RECORDS:
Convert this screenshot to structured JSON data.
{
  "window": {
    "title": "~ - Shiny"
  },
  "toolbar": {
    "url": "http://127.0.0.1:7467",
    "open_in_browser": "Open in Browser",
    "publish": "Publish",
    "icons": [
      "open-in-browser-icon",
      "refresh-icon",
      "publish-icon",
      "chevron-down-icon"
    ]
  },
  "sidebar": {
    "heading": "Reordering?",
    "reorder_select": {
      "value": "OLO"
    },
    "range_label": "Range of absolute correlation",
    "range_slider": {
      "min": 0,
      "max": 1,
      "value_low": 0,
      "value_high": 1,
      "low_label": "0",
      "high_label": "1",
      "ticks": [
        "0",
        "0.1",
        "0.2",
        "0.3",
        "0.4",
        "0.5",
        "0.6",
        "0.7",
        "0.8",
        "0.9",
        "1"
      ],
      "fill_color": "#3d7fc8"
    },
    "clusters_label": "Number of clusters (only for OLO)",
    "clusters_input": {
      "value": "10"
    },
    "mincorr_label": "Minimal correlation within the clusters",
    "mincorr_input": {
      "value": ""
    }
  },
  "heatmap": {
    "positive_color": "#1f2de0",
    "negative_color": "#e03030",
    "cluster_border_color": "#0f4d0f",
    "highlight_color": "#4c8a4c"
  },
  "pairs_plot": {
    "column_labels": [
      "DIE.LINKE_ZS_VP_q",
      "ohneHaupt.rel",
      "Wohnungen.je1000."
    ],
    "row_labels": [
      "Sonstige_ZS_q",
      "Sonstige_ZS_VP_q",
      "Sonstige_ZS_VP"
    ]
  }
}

TASK BRIEF: Write out the records shown above, exactly as they appear.

RESPONSE BELOW:
Convert this screenshot to structured JSON data.
{
  "window": {
    "title": "~ - Shiny"
  },
  "toolbar": {
    "url": "http://127.0.0.1:7467",
    "open_in_browser": "Open in Browser",
    "publish": "Publish",
    "icons": [
      "open-in-browser-icon",
      "refresh-icon",
      "publish-icon",
      "chevron-down-icon"
    ]
  },
  "sidebar": {
    "heading": "Reordering?",
    "reorder_select": {
      "value": "OLO"
    },
    "range_label": "Range of absolute correlation",
    "range_slider": {
      "min": 0,
      "max": 1,
      "value_low": 0,
      "value_high": 1,
      "low_label": "0",
      "high_label": "1",
      "ticks": [
        "0",
        "0.1",
        "0.2",
        "0.3",
        "0.4",
        "0.5",
        "0.6",
        "0.7",
        "0.8",
        "0.9",
        "1"
      ],
      "fill_color": "#3d7fc8"
    },
    "clusters_label": "Number of clusters (only for OLO)",
    "clusters_input": {
      "value": "10"
    },
    "mincorr_label": "Minimal correlation within the clusters",
    "mincorr_input": {
      "value": ""
    }
  },
  "heatmap": {
    "positive_color": "#1f2de0",
    "negative_color": "#e03030",
    "cluster_border_color": "#0f4d0f",
    "highlight_color": "#4c8a4c"
  },
  "pairs_plot": {
    "column_labels": [
      "DIE.LINKE_ZS_VP_q",
      "ohneHaupt.rel",
      "Wohnungen.je1000."
    ],
    "row_labels": [
      "Sonstige_ZS_q",
      "Sonstige_ZS_VP_q",
      "Sonstige_ZS_VP"
    ]
  }
}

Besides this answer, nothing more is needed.